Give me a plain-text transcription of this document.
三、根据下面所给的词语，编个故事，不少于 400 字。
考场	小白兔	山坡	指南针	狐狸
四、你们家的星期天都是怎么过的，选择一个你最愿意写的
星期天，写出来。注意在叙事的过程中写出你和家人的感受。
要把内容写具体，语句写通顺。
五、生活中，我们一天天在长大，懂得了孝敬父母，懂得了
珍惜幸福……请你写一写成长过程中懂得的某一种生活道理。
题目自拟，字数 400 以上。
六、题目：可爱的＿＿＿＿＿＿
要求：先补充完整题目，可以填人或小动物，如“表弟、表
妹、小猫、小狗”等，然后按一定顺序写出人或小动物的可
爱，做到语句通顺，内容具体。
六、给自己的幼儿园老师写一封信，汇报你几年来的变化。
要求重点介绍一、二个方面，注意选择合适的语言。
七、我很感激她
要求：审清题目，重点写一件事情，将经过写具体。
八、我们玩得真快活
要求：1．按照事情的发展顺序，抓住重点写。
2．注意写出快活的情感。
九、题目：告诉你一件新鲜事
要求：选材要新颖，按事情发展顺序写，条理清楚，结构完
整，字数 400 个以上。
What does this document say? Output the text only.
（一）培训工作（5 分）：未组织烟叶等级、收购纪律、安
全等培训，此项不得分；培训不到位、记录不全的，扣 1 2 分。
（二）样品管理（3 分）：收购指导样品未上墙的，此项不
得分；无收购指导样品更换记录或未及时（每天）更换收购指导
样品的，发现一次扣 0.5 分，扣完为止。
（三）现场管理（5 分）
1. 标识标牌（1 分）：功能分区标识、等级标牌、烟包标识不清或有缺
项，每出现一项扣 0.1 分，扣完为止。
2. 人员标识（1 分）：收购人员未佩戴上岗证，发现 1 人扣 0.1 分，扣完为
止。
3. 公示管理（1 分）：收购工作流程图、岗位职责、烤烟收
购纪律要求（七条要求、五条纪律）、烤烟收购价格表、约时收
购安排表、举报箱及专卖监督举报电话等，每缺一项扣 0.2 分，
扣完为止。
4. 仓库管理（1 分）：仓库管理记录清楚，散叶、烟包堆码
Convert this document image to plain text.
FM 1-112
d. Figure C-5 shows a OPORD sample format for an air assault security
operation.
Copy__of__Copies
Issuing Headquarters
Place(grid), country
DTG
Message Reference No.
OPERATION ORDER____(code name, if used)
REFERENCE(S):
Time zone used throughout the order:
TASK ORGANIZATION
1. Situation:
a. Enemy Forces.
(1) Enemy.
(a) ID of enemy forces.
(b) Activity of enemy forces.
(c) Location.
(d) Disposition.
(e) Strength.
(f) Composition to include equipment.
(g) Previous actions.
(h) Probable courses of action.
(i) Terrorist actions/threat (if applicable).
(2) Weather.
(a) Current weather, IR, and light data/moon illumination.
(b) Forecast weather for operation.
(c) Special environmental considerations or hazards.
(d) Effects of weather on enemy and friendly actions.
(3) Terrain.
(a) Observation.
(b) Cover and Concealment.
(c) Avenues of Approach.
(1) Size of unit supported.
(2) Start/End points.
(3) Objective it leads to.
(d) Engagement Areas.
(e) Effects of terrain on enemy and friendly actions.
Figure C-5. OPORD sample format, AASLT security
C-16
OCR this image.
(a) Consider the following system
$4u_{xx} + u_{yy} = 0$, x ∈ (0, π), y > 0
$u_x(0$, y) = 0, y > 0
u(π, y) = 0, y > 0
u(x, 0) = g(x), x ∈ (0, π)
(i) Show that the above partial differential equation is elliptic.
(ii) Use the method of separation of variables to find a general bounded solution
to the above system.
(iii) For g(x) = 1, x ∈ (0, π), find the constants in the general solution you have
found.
==============================
Report only the number of lines in the data above that contain "Effects".

2